_SELECTED EXTRACT_.
##############################
Libraries Respond to Community Needs in Times of Crisis
Baltimore, Ferguson just two recent examples of libraries offering refuge
A patron stopped
librarian Melanie Townsend Diggs on Wednesday afternoon with good news:
He had used a library computer to apply for some jobs Tuesday morning,
and before he even got home that day, he had gotten a call for an
interview.
A pretty typical moment for most librarians, Diggs says, except that
Tuesday morning, April 28, was no typical day. Just 12 hours before,
rioting had erupted across the street from the Pennsylvania Avenue
branch of the Enoch Pratt Free Library, when protests against the
high-profile death of Baltimore resident Freddie Gray turned violent. As
a CVS drugstore burned and the turmoil played out, Diggs kept her
patrons safe, quietly locking the doors and letting them out later when
the violence subsided.
That night, she had a conference call with the library’s CEO, Carla Hayden, and Diggs told Hayden, a former ALA president, she wanted her branch to stay open, despite what happened.
“I just knew in my heart that we needed to be open, knowing what the
library means to the community. I just felt like we needed to be here,”
says Diggs. “Had we not been open, that man would not have been able to
put those job applications online and receive such a welcoming phone
call. He’s one step closer.”
The decision to stay open despite the threat of continued violence
has attracted praise, donations, and support, both nationally and
internationally, but Diggs insists it wasn’t an act of heroism.
“This is our life every day. We are public servants every day. At the
end of the day, what happened on Monday [during the height of the
unrest] was service oriented,” says Diggs. “We were giving the best
service to our customers and our community that we can give. We do that
every day.”
Ferguson Public Library
Ferguson (Mo.) Public Library director Scott Bonner understands why
Diggs wanted to stay open. As Ferguson raged with protests over the
August 9, 2014, shooting death of Michael Brown by a police officer,
Bonner had a policy: If it’s safe to open, he would open.
“I didn’t treat it lightly,” he says. “I was up to the wee hours
every night, watching the Twitter feeds, watching the news. It just
turned out that every day it was safe. If you believe in serving people,
and it’s safe to be open, why wouldn’t you be open?”
Not only did the Ferguson library remain open,
but while school was closed for a week, Bonner invited kids to come to
the library, hosting more than 200 children and dozens of teachers,
eventually overflowing to a church up the street. The library has helped
local businesses get aid from the state, hosted listening sessions for
the community, and has seen membership in its Readings on Race book club
increase.
##############################
_DATA SECTION_.
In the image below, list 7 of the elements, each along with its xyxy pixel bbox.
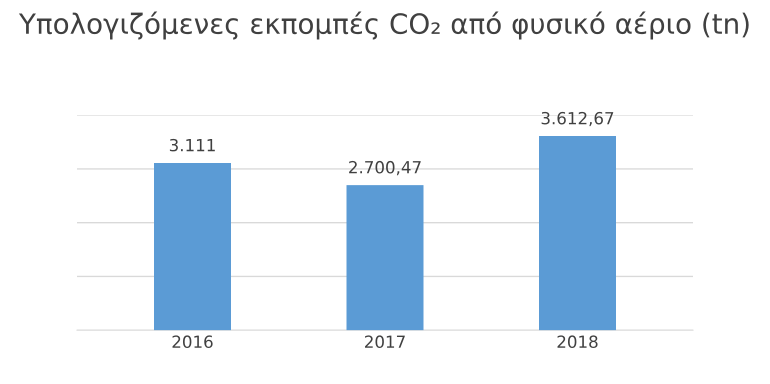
chart-title: Υπολογιζόμενες εκπομπές CO₂ από φυσικό αέριο (tn): [18, 12, 749, 40]
data-label: 3.612,67: [542, 112, 614, 126]
data-label: 3.111: [170, 138, 215, 152]
x-tick-label: 2016: [172, 335, 213, 348]
x-tick-label: 2018: [558, 335, 598, 348]
data-label: 2.700,47: [349, 160, 421, 176]
x-tick-label: 2017: [365, 335, 405, 348]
##############################
_EXERCISE INSTRUCTIONS_.
(1) Duplicate the library article between "The decision to" and "act of heroism.", inclusive.
(2) According to the library article, how many children did the Ferguson library host while school was closed for a week?

_THE ANSWERS_.
(1)
The decision to stay open despite the threat of continued violence
has attracted praise, donations, and support, both nationally and
internationally, but Diggs insists it wasn’t an act of heroism.

(2) More than 200 children.